EXERCISE INSTRUCTIONS: Set down each entry from the block beneath, exactly as written.

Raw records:
----

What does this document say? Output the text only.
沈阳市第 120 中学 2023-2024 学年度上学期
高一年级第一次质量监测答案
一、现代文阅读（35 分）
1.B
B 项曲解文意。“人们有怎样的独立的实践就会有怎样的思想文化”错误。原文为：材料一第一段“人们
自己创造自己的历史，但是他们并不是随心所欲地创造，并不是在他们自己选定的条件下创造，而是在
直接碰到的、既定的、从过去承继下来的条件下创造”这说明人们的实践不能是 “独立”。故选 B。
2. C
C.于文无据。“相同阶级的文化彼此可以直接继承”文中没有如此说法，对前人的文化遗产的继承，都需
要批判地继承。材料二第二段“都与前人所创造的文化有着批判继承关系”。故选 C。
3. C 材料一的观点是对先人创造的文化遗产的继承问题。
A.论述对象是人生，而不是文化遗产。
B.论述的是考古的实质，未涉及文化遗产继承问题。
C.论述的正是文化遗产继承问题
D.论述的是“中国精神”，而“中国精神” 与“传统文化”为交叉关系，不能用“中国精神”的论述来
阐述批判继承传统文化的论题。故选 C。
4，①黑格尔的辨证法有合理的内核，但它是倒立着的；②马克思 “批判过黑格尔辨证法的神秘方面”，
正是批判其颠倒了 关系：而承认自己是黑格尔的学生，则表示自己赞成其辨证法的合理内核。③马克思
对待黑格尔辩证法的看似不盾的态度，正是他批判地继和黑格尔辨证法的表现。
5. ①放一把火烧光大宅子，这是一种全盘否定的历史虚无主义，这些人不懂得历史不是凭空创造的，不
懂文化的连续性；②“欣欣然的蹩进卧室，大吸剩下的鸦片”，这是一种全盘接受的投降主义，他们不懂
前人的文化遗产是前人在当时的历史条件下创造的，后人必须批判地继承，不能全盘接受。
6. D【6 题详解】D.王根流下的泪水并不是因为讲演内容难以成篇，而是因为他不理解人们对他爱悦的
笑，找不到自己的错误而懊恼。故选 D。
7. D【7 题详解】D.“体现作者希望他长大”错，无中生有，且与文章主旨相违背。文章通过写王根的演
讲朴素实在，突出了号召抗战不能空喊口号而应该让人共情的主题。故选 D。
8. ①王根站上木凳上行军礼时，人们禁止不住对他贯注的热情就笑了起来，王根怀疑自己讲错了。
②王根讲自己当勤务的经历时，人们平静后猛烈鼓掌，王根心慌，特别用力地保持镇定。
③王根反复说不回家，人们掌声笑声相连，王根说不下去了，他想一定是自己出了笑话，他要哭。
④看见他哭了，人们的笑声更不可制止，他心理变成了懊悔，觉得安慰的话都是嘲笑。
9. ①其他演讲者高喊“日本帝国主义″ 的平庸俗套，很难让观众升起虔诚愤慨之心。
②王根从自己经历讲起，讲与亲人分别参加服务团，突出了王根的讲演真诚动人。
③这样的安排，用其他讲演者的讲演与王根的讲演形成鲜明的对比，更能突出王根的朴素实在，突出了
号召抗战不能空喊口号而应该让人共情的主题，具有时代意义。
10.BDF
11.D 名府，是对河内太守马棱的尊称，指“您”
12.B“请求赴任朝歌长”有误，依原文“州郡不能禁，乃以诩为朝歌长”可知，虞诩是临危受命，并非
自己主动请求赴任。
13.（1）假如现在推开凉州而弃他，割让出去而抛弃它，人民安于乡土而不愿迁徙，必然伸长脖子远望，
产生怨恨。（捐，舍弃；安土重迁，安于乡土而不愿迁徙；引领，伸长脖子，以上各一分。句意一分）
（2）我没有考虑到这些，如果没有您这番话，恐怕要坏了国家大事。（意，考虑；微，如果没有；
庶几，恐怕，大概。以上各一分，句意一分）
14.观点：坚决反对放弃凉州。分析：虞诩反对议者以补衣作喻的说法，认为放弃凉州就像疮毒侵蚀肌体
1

----

WRITTEN ANSWER:
What does this document say? Output the text only.
沈阳市第 120 中学 2023-2024 学年度上学期
高一年级第一次质量监测答案
一、现代文阅读（35 分）
1.B
B 项曲解文意。“人们有怎样的独立的实践就会有怎样的思想文化”错误。原文为：材料一第一段“人们
自己创造自己的历史，但是他们并不是随心所欲地创造，并不是在他们自己选定的条件下创造，而是在
直接碰到的、既定的、从过去承继下来的条件下创造”这说明人们的实践不能是 “独立”。故选 B。
2. C
C.于文无据。“相同阶级的文化彼此可以直接继承”文中没有如此说法，对前人的文化遗产的继承，都需
要批判地继承。材料二第二段“都与前人所创造的文化有着批判继承关系”。故选 C。
3. C 材料一的观点是对先人创造的文化遗产的继承问题。
A.论述对象是人生，而不是文化遗产。
B.论述的是考古的实质，未涉及文化遗产继承问题。
C.论述的正是文化遗产继承问题
D.论述的是“中国精神”，而“中国精神” 与“传统文化”为交叉关系，不能用“中国精神”的论述来
阐述批判继承传统文化的论题。故选 C。
4，①黑格尔的辨证法有合理的内核，但它是倒立着的；②马克思 “批判过黑格尔辨证法的神秘方面”，
正是批判其颠倒了 关系：而承认自己是黑格尔的学生，则表示自己赞成其辨证法的合理内核。③马克思
对待黑格尔辩证法的看似不盾的态度，正是他批判地继和黑格尔辨证法的表现。
5. ①放一把火烧光大宅子，这是一种全盘否定的历史虚无主义，这些人不懂得历史不是凭空创造的，不
懂文化的连续性；②“欣欣然的蹩进卧室，大吸剩下的鸦片”，这是一种全盘接受的投降主义，他们不懂
前人的文化遗产是前人在当时的历史条件下创造的，后人必须批判地继承，不能全盘接受。
6. D【6 题详解】D.王根流下的泪水并不是因为讲演内容难以成篇，而是因为他不理解人们对他爱悦的
笑，找不到自己的错误而懊恼。故选 D。
7. D【7 题详解】D.“体现作者希望他长大”错，无中生有，且与文章主旨相违背。文章通过写王根的演
讲朴素实在，突出了号召抗战不能空喊口号而应该让人共情的主题。故选 D。
8. ①王根站上木凳上行军礼时，人们禁止不住对他贯注的热情就笑了起来，王根怀疑自己讲错了。
②王根讲自己当勤务的经历时，人们平静后猛烈鼓掌，王根心慌，特别用力地保持镇定。
③王根反复说不回家，人们掌声笑声相连，王根说不下去了，他想一定是自己出了笑话，他要哭。
④看见他哭了，人们的笑声更不可制止，他心理变成了懊悔，觉得安慰的话都是嘲笑。
9. ①其他演讲者高喊“日本帝国主义″ 的平庸俗套，很难让观众升起虔诚愤慨之心。
②王根从自己经历讲起，讲与亲人分别参加服务团，突出了王根的讲演真诚动人。
③这样的安排，用其他讲演者的讲演与王根的讲演形成鲜明的对比，更能突出王根的朴素实在，突出了
号召抗战不能空喊口号而应该让人共情的主题，具有时代意义。
10.BDF
11.D 名府，是对河内太守马棱的尊称，指“您”
12.B“请求赴任朝歌长”有误，依原文“州郡不能禁，乃以诩为朝歌长”可知，虞诩是临危受命，并非
自己主动请求赴任。
13.（1）假如现在推开凉州而弃他，割让出去而抛弃它，人民安于乡土而不愿迁徙，必然伸长脖子远望，
产生怨恨。（捐，舍弃；安土重迁，安于乡土而不愿迁徙；引领，伸长脖子，以上各一分。句意一分）
（2）我没有考虑到这些，如果没有您这番话，恐怕要坏了国家大事。（意，考虑；微，如果没有；
庶几，恐怕，大概。以上各一分，句意一分）
14.观点：坚决反对放弃凉州。分析：虞诩反对议者以补衣作喻的说法，认为放弃凉州就像疮毒侵蚀肌体
1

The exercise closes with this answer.